The request: What follows is a block of records; restate each one word for word.

-- Begin Data supplied --

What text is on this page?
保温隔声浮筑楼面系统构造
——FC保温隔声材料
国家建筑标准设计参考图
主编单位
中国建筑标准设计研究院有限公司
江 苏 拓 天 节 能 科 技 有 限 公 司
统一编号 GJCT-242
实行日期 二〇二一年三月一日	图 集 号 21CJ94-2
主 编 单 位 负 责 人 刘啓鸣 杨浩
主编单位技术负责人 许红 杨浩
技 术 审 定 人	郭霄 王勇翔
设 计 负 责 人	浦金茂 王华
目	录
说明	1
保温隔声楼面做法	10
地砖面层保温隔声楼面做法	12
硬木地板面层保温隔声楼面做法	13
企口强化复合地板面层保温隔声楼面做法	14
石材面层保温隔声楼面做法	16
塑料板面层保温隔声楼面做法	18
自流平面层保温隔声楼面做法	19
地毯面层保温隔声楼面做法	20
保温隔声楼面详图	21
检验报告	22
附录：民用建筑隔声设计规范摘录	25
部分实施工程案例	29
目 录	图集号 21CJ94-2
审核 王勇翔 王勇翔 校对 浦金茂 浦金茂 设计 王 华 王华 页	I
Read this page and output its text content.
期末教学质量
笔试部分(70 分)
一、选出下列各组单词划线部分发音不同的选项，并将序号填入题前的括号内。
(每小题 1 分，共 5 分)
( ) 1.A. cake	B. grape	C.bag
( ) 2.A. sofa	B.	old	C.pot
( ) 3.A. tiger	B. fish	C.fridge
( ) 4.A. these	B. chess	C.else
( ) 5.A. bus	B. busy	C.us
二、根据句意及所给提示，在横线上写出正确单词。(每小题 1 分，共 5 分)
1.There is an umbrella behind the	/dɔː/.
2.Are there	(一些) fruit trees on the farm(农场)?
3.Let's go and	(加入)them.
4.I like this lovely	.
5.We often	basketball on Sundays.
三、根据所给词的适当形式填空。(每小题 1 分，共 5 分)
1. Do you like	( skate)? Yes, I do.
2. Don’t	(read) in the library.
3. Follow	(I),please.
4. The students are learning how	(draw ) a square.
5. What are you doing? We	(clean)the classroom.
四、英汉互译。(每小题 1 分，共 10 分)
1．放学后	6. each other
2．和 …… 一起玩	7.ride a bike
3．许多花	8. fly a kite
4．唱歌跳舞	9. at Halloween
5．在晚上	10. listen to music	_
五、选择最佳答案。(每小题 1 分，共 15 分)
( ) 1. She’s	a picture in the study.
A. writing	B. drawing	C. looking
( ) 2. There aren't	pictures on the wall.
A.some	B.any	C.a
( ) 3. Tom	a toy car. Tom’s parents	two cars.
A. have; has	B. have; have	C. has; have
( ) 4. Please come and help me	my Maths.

-- End Data supplied --

Task answer:
What text is on this page?
保温隔声浮筑楼面系统构造
——FC保温隔声材料
国家建筑标准设计参考图
主编单位
中国建筑标准设计研究院有限公司
江 苏 拓 天 节 能 科 技 有 限 公 司
统一编号 GJCT-242
实行日期 二〇二一年三月一日	图 集 号 21CJ94-2
主 编 单 位 负 责 人 刘啓鸣 杨浩
主编单位技术负责人 许红 杨浩
技 术 审 定 人	郭霄 王勇翔
设 计 负 责 人	浦金茂 王华
目	录
说明	1
保温隔声楼面做法	10
地砖面层保温隔声楼面做法	12
硬木地板面层保温隔声楼面做法	13
企口强化复合地板面层保温隔声楼面做法	14
石材面层保温隔声楼面做法	16
塑料板面层保温隔声楼面做法	18
自流平面层保温隔声楼面做法	19
地毯面层保温隔声楼面做法	20
保温隔声楼面详图	21
检验报告	22
附录：民用建筑隔声设计规范摘录	25
部分实施工程案例	29
目 录	图集号 21CJ94-2
审核 王勇翔 王勇翔 校对 浦金茂 浦金茂 设计 王 华 王华 页	I
Read this page and output its text content.
期末教学质量
笔试部分(70 分)
一、选出下列各组单词划线部分发音不同的选项，并将序号填入题前的括号内。
(每小题 1 分，共 5 分)
( ) 1.A. cake	B. grape	C.bag
( ) 2.A. sofa	B.	old	C.pot
( ) 3.A. tiger	B. fish	C.fridge
( ) 4.A. these	B. chess	C.else
( ) 5.A. bus	B. busy	C.us
二、根据句意及所给提示，在横线上写出正确单词。(每小题 1 分，共 5 分)
1.There is an umbrella behind the	/dɔː/.
2.Are there	(一些) fruit trees on the farm(农场)?
3.Let's go and	(加入)them.
4.I like this lovely	.
5.We often	basketball on Sundays.
三、根据所给词的适当形式填空。(每小题 1 分，共 5 分)
1. Do you like	( skate)? Yes, I do.
2. Don’t	(read) in the library.
3. Follow	(I),please.
4. The students are learning how	(draw ) a square.
5. What are you doing? We	(clean)the classroom.
四、英汉互译。(每小题 1 分，共 10 分)
1．放学后	6. each other
2．和 …… 一起玩	7.ride a bike
3．许多花	8. fly a kite
4．唱歌跳舞	9. at Halloween
5．在晚上	10. listen to music	_
五、选择最佳答案。(每小题 1 分，共 15 分)
( ) 1. She’s	a picture in the study.
A. writing	B. drawing	C. looking
( ) 2. There aren't	pictures on the wall.
A.some	B.any	C.a
( ) 3. Tom	a toy car. Tom’s parents	two cars.
A. have; has	B. have; have	C. has; have
( ) 4. Please come and help me	my Maths.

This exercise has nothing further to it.